Give back the full material, exactly as it reads.

— Start of Exercise input —

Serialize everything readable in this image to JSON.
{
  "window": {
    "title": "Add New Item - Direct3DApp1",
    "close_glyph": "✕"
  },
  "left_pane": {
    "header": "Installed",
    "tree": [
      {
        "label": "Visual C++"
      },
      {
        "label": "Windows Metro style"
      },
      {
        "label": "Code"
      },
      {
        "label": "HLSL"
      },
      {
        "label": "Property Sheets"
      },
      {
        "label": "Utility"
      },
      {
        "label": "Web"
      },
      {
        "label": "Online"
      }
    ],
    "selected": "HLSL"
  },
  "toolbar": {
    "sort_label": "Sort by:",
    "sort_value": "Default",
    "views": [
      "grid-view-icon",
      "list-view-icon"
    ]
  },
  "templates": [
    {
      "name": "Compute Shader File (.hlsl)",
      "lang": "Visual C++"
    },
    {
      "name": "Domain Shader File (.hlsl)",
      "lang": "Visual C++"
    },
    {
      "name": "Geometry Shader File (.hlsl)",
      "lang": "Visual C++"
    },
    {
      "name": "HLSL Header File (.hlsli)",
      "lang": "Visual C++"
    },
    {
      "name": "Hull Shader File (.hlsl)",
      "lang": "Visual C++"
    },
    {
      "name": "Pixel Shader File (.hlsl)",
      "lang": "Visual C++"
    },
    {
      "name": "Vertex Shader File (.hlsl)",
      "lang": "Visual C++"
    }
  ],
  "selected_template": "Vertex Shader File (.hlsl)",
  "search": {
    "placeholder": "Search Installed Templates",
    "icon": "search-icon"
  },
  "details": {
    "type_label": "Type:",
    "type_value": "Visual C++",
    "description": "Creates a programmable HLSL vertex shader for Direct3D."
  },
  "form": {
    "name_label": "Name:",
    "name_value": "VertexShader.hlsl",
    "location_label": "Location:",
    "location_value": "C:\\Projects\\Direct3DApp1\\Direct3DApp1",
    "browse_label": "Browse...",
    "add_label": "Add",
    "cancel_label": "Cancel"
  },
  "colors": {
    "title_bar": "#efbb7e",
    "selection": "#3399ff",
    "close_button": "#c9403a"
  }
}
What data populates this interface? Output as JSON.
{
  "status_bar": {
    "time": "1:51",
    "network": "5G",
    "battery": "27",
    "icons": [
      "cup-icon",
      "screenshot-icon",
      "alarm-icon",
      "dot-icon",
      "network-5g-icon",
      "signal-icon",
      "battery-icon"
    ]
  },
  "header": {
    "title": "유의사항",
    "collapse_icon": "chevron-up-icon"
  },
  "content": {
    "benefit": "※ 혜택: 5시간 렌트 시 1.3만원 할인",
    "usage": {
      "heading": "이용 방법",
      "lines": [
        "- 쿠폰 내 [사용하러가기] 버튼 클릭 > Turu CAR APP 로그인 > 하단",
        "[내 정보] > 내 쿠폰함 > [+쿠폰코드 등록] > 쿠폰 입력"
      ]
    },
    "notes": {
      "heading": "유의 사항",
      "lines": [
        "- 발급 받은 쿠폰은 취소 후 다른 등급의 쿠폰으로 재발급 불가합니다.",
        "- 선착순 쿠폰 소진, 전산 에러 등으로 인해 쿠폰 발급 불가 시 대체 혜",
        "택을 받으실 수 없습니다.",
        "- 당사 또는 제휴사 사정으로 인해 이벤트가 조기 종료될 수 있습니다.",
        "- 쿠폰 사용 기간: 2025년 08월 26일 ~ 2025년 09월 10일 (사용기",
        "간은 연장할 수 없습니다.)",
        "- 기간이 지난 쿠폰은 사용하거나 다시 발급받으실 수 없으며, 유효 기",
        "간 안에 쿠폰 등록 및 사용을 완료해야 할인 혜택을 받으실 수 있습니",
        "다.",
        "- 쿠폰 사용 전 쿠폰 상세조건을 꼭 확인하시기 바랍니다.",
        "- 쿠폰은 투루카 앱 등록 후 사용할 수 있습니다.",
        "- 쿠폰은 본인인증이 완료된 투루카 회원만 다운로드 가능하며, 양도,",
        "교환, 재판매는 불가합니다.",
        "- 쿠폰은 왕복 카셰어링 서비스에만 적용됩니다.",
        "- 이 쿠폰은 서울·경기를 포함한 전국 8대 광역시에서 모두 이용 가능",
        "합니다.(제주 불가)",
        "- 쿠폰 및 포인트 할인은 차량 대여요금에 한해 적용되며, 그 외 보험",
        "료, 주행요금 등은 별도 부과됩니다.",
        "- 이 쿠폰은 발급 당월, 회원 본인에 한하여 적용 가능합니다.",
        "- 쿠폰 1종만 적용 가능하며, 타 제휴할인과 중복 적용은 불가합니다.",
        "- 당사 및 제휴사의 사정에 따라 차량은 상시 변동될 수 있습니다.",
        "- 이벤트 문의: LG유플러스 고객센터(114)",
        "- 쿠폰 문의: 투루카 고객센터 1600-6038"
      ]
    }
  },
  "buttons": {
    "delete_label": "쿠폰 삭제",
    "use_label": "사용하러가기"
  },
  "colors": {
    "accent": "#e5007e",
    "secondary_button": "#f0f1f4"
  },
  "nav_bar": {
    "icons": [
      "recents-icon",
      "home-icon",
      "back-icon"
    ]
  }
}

— End of Exercise input —

Complete response.
Serialize everything readable in this image to JSON.
{
  "window": {
    "title": "Add New Item - Direct3DApp1",
    "close_glyph": "✕"
  },
  "left_pane": {
    "header": "Installed",
    "tree": [
      {
        "label": "Visual C++"
      },
      {
        "label": "Windows Metro style"
      },
      {
        "label": "Code"
      },
      {
        "label": "HLSL"
      },
      {
        "label": "Property Sheets"
      },
      {
        "label": "Utility"
      },
      {
        "label": "Web"
      },
      {
        "label": "Online"
      }
    ],
    "selected": "HLSL"
  },
  "toolbar": {
    "sort_label": "Sort by:",
    "sort_value": "Default",
    "views": [
      "grid-view-icon",
      "list-view-icon"
    ]
  },
  "templates": [
    {
      "name": "Compute Shader File (.hlsl)",
      "lang": "Visual C++"
    },
    {
      "name": "Domain Shader File (.hlsl)",
      "lang": "Visual C++"
    },
    {
      "name": "Geometry Shader File (.hlsl)",
      "lang": "Visual C++"
    },
    {
      "name": "HLSL Header File (.hlsli)",
      "lang": "Visual C++"
    },
    {
      "name": "Hull Shader File (.hlsl)",
      "lang": "Visual C++"
    },
    {
      "name": "Pixel Shader File (.hlsl)",
      "lang": "Visual C++"
    },
    {
      "name": "Vertex Shader File (.hlsl)",
      "lang": "Visual C++"
    }
  ],
  "selected_template": "Vertex Shader File (.hlsl)",
  "search": {
    "placeholder": "Search Installed Templates",
    "icon": "search-icon"
  },
  "details": {
    "type_label": "Type:",
    "type_value": "Visual C++",
    "description": "Creates a programmable HLSL vertex shader for Direct3D."
  },
  "form": {
    "name_label": "Name:",
    "name_value": "VertexShader.hlsl",
    "location_label": "Location:",
    "location_value": "C:\\Projects\\Direct3DApp1\\Direct3DApp1",
    "browse_label": "Browse...",
    "add_label": "Add",
    "cancel_label": "Cancel"
  },
  "colors": {
    "title_bar": "#efbb7e",
    "selection": "#3399ff",
    "close_button": "#c9403a"
  }
}
What data populates this interface? Output as JSON.
{
  "status_bar": {
    "time": "1:51",
    "network": "5G",
    "battery": "27",
    "icons": [
      "cup-icon",
      "screenshot-icon",
      "alarm-icon",
      "dot-icon",
      "network-5g-icon",
      "signal-icon",
      "battery-icon"
    ]
  },
  "header": {
    "title": "유의사항",
    "collapse_icon": "chevron-up-icon"
  },
  "content": {
    "benefit": "※ 혜택: 5시간 렌트 시 1.3만원 할인",
    "usage": {
      "heading": "이용 방법",
      "lines": [
        "- 쿠폰 내 [사용하러가기] 버튼 클릭 > Turu CAR APP 로그인 > 하단",
        "[내 정보] > 내 쿠폰함 > [+쿠폰코드 등록] > 쿠폰 입력"
      ]
    },
    "notes": {
      "heading": "유의 사항",
      "lines": [
        "- 발급 받은 쿠폰은 취소 후 다른 등급의 쿠폰으로 재발급 불가합니다.",
        "- 선착순 쿠폰 소진, 전산 에러 등으로 인해 쿠폰 발급 불가 시 대체 혜",
        "택을 받으실 수 없습니다.",
        "- 당사 또는 제휴사 사정으로 인해 이벤트가 조기 종료될 수 있습니다.",
        "- 쿠폰 사용 기간: 2025년 08월 26일 ~ 2025년 09월 10일 (사용기",
        "간은 연장할 수 없습니다.)",
        "- 기간이 지난 쿠폰은 사용하거나 다시 발급받으실 수 없으며, 유효 기",
        "간 안에 쿠폰 등록 및 사용을 완료해야 할인 혜택을 받으실 수 있습니",
        "다.",
        "- 쿠폰 사용 전 쿠폰 상세조건을 꼭 확인하시기 바랍니다.",
        "- 쿠폰은 투루카 앱 등록 후 사용할 수 있습니다.",
        "- 쿠폰은 본인인증이 완료된 투루카 회원만 다운로드 가능하며, 양도,",
        "교환, 재판매는 불가합니다.",
        "- 쿠폰은 왕복 카셰어링 서비스에만 적용됩니다.",
        "- 이 쿠폰은 서울·경기를 포함한 전국 8대 광역시에서 모두 이용 가능",
        "합니다.(제주 불가)",
        "- 쿠폰 및 포인트 할인은 차량 대여요금에 한해 적용되며, 그 외 보험",
        "료, 주행요금 등은 별도 부과됩니다.",
        "- 이 쿠폰은 발급 당월, 회원 본인에 한하여 적용 가능합니다.",
        "- 쿠폰 1종만 적용 가능하며, 타 제휴할인과 중복 적용은 불가합니다.",
        "- 당사 및 제휴사의 사정에 따라 차량은 상시 변동될 수 있습니다.",
        "- 이벤트 문의: LG유플러스 고객센터(114)",
        "- 쿠폰 문의: 투루카 고객센터 1600-6038"
      ]
    }
  },
  "buttons": {
    "delete_label": "쿠폰 삭제",
    "use_label": "사용하러가기"
  },
  "colors": {
    "accent": "#e5007e",
    "secondary_button": "#f0f1f4"
  },
  "nav_bar": {
    "icons": [
      "recents-icon",
      "home-icon",
      "back-icon"
    ]
  }
}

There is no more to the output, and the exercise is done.